» **Given records**

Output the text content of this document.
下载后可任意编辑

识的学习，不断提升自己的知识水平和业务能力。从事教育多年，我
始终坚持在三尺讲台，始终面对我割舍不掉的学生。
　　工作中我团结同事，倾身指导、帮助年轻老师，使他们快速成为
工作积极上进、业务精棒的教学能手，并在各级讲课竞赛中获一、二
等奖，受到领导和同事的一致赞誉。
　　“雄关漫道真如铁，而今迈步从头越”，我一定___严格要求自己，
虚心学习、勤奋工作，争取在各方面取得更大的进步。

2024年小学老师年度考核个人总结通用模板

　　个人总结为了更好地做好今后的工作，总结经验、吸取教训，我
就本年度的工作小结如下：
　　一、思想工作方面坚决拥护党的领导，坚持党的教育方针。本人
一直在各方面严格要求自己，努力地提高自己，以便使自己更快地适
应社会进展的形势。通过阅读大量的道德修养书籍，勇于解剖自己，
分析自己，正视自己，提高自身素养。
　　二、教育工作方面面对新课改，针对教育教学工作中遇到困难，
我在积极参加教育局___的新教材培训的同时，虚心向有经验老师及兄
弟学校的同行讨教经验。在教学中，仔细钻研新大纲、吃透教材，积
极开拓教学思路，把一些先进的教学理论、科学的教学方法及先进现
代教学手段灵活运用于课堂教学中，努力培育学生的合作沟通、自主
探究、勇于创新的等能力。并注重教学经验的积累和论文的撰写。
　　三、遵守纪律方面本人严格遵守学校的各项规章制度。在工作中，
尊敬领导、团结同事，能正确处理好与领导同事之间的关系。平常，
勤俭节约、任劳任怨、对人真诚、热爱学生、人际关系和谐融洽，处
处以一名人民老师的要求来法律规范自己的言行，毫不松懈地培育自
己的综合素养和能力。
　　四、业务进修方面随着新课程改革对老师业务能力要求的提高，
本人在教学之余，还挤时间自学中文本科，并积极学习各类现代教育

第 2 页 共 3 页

» **What this task involves**
Print the material above once more, exactly.

» **Exercise response**
Output the text content of this document.
下载后可任意编辑

识的学习，不断提升自己的知识水平和业务能力。从事教育多年，我
始终坚持在三尺讲台，始终面对我割舍不掉的学生。
　　工作中我团结同事，倾身指导、帮助年轻老师，使他们快速成为
工作积极上进、业务精棒的教学能手，并在各级讲课竞赛中获一、二
等奖，受到领导和同事的一致赞誉。
　　“雄关漫道真如铁，而今迈步从头越”，我一定___严格要求自己，
虚心学习、勤奋工作，争取在各方面取得更大的进步。

2024年小学老师年度考核个人总结通用模板

　　个人总结为了更好地做好今后的工作，总结经验、吸取教训，我
就本年度的工作小结如下：
　　一、思想工作方面坚决拥护党的领导，坚持党的教育方针。本人
一直在各方面严格要求自己，努力地提高自己，以便使自己更快地适
应社会进展的形势。通过阅读大量的道德修养书籍，勇于解剖自己，
分析自己，正视自己，提高自身素养。
　　二、教育工作方面面对新课改，针对教育教学工作中遇到困难，
我在积极参加教育局___的新教材培训的同时，虚心向有经验老师及兄
弟学校的同行讨教经验。在教学中，仔细钻研新大纲、吃透教材，积
极开拓教学思路，把一些先进的教学理论、科学的教学方法及先进现
代教学手段灵活运用于课堂教学中，努力培育学生的合作沟通、自主
探究、勇于创新的等能力。并注重教学经验的积累和论文的撰写。
　　三、遵守纪律方面本人严格遵守学校的各项规章制度。在工作中，
尊敬领导、团结同事，能正确处理好与领导同事之间的关系。平常，
勤俭节约、任劳任怨、对人真诚、热爱学生、人际关系和谐融洽，处
处以一名人民老师的要求来法律规范自己的言行，毫不松懈地培育自
己的综合素养和能力。
　　四、业务进修方面随着新课程改革对老师业务能力要求的提高，
本人在教学之余，还挤时间自学中文本科，并积极学习各类现代教育

第 2 页 共 3 页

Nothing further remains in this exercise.